§ **Records shown**:
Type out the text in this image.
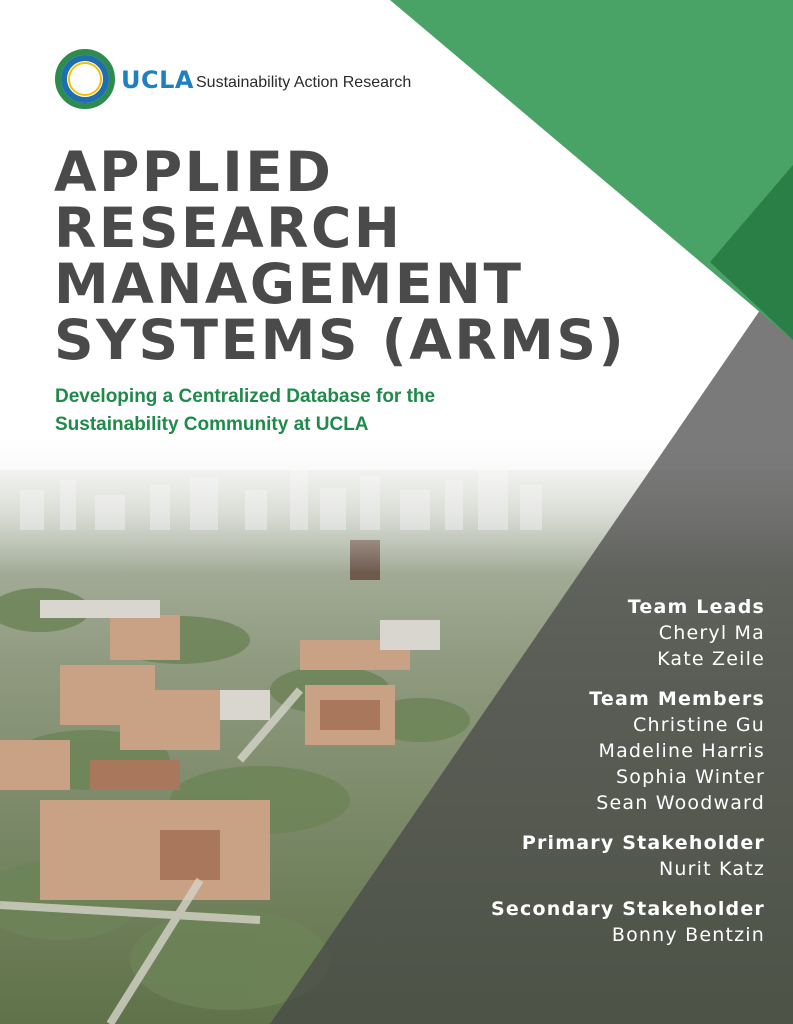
UCLA Sustainability Action Research
APPLIED
RESEARCH
MANAGEMENT
SYSTEMS (ARMS)
Developing a Centralized Database for the
Sustainability Community at UCLA
Team Leads
Cheryl Ma
Kate Zeile
Team Members
Christine Gu
Madeline Harris
Sophia Winter
Sean Woodward
Primary Stakeholder
Nurit Katz
Secondary Stakeholder
Bonny Bentzin
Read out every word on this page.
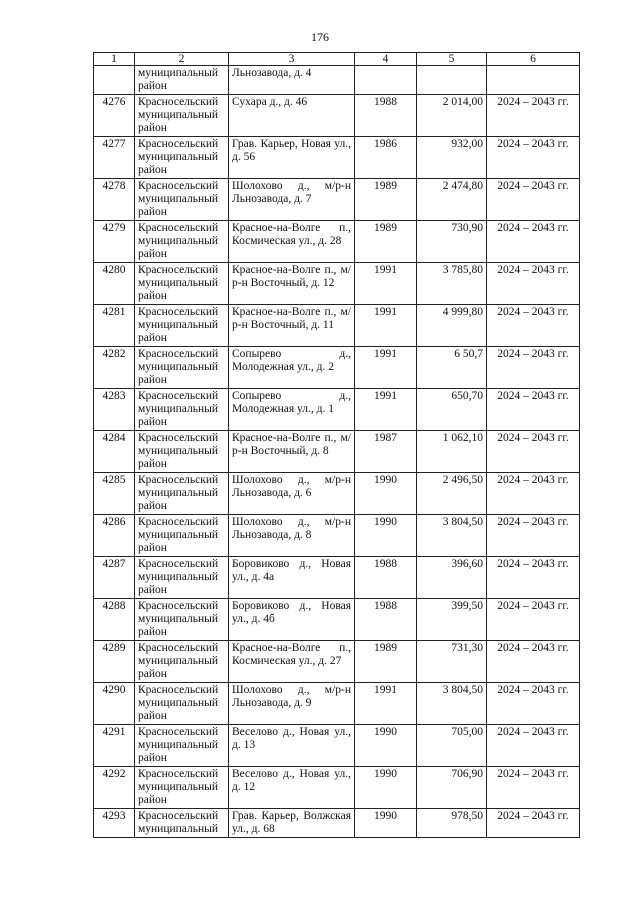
176
1	2	3	4	5	6
	муниципальный
район	Льнозавода, д. 4			
4276	Красносельский
муниципальный
район	Сухара д., д. 46	1988	2 014,00	2024 – 2043 гг.
4277	Красносельский
муниципальный
район	Грав. Карьер, Новая ул., д. 56	1986	932,00	2024 – 2043 гг.
4278	Красносельский
муниципальный
район	Шолохово д., м/р-н Льнозавода, д. 7	1989	2 474,80	2024 – 2043 гг.
4279	Красносельский
муниципальный
район	Красное-на-Волге п., Космическая ул., д. 28	1989	730,90	2024 – 2043 гг.
4280	Красносельский
муниципальный
район	Красное-на-Волге п., м/р-н Восточный, д. 12	1991	3 785,80	2024 – 2043 гг.
4281	Красносельский
муниципальный
район	Красное-на-Волге п., м/р-н Восточный, д. 11	1991	4 999,80	2024 – 2043 гг.
4282	Красносельский
муниципальный
район	Сопырево д., Молодежная ул., д. 2	1991	6 50,7	2024 – 2043 гг.
4283	Красносельский
муниципальный
район	Сопырево д., Молодежная ул., д. 1	1991	650,70	2024 – 2043 гг.
4284	Красносельский
муниципальный
район	Красное-на-Волге п., м/р-н Восточный, д. 8	1987	1 062,10	2024 – 2043 гг.
4285	Красносельский
муниципальный
район	Шолохово д., м/р-н Льнозавода, д. 6	1990	2 496,50	2024 – 2043 гг.
4286	Красносельский
муниципальный
район	Шолохово д., м/р-н Льнозавода, д. 8	1990	3 804,50	2024 – 2043 гг.
4287	Красносельский
муниципальный
район	Боровиково д., Новая ул., д. 4а	1988	396,60	2024 – 2043 гг.
4288	Красносельский
муниципальный
район	Боровиково д., Новая ул., д. 4б	1988	399,50	2024 – 2043 гг.
4289	Красносельский
муниципальный
район	Красное-на-Волге п., Космическая ул., д. 27	1989	731,30	2024 – 2043 гг.
4290	Красносельский
муниципальный
район	Шолохово д., м/р-н Льнозавода, д. 9	1991	3 804,50	2024 – 2043 гг.
4291	Красносельский
муниципальный
район	Веселово д., Новая ул., д. 13	1990	705,00	2024 – 2043 гг.
4292	Красносельский
муниципальный
район	Веселово д., Новая ул., д. 12	1990	706,90	2024 – 2043 гг.
4293	Красносельский
муниципальный	Грав. Карьер, Волжская ул., д. 68	1990	978,50	2024 – 2043 гг.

§ **Exercise task**: In your copy, leave out the pictures and reproduce the material above exactly.

§ **Solution below**:
Type out the text in this image.
UCLA Sustainability Action Research
APPLIED
RESEARCH
MANAGEMENT
SYSTEMS (ARMS)
Developing a Centralized Database for the
Sustainability Community at UCLA
Team Leads
Cheryl Ma
Kate Zeile
Team Members
Christine Gu
Madeline Harris
Sophia Winter
Sean Woodward
Primary Stakeholder
Nurit Katz
Secondary Stakeholder
Bonny Bentzin
Read out every word on this page.
176
1	2	3	4	5	6
	муниципальный
район	Льнозавода, д. 4			
4276	Красносельский
муниципальный
район	Сухара д., д. 46	1988	2 014,00	2024 – 2043 гг.
4277	Красносельский
муниципальный
район	Грав. Карьер, Новая ул., д. 56	1986	932,00	2024 – 2043 гг.
4278	Красносельский
муниципальный
район	Шолохово д., м/р-н Льнозавода, д. 7	1989	2 474,80	2024 – 2043 гг.
4279	Красносельский
муниципальный
район	Красное-на-Волге п., Космическая ул., д. 28	1989	730,90	2024 – 2043 гг.
4280	Красносельский
муниципальный
район	Красное-на-Волге п., м/р-н Восточный, д. 12	1991	3 785,80	2024 – 2043 гг.
4281	Красносельский
муниципальный
район	Красное-на-Волге п., м/р-н Восточный, д. 11	1991	4 999,80	2024 – 2043 гг.
4282	Красносельский
муниципальный
район	Сопырево д., Молодежная ул., д. 2	1991	6 50,7	2024 – 2043 гг.
4283	Красносельский
муниципальный
район	Сопырево д., Молодежная ул., д. 1	1991	650,70	2024 – 2043 гг.
4284	Красносельский
муниципальный
район	Красное-на-Волге п., м/р-н Восточный, д. 8	1987	1 062,10	2024 – 2043 гг.
4285	Красносельский
муниципальный
район	Шолохово д., м/р-н Льнозавода, д. 6	1990	2 496,50	2024 – 2043 гг.
4286	Красносельский
муниципальный
район	Шолохово д., м/р-н Льнозавода, д. 8	1990	3 804,50	2024 – 2043 гг.
4287	Красносельский
муниципальный
район	Боровиково д., Новая ул., д. 4а	1988	396,60	2024 – 2043 гг.
4288	Красносельский
муниципальный
район	Боровиково д., Новая ул., д. 4б	1988	399,50	2024 – 2043 гг.
4289	Красносельский
муниципальный
район	Красное-на-Волге п., Космическая ул., д. 27	1989	731,30	2024 – 2043 гг.
4290	Красносельский
муниципальный
район	Шолохово д., м/р-н Льнозавода, д. 9	1991	3 804,50	2024 – 2043 гг.
4291	Красносельский
муниципальный
район	Веселово д., Новая ул., д. 13	1990	705,00	2024 – 2043 гг.
4292	Красносельский
муниципальный
район	Веселово д., Новая ул., д. 12	1990	706,90	2024 – 2043 гг.
4293	Красносельский
муниципальный	Грав. Карьер, Волжская ул., д. 68	1990	978,50	2024 – 2043 гг.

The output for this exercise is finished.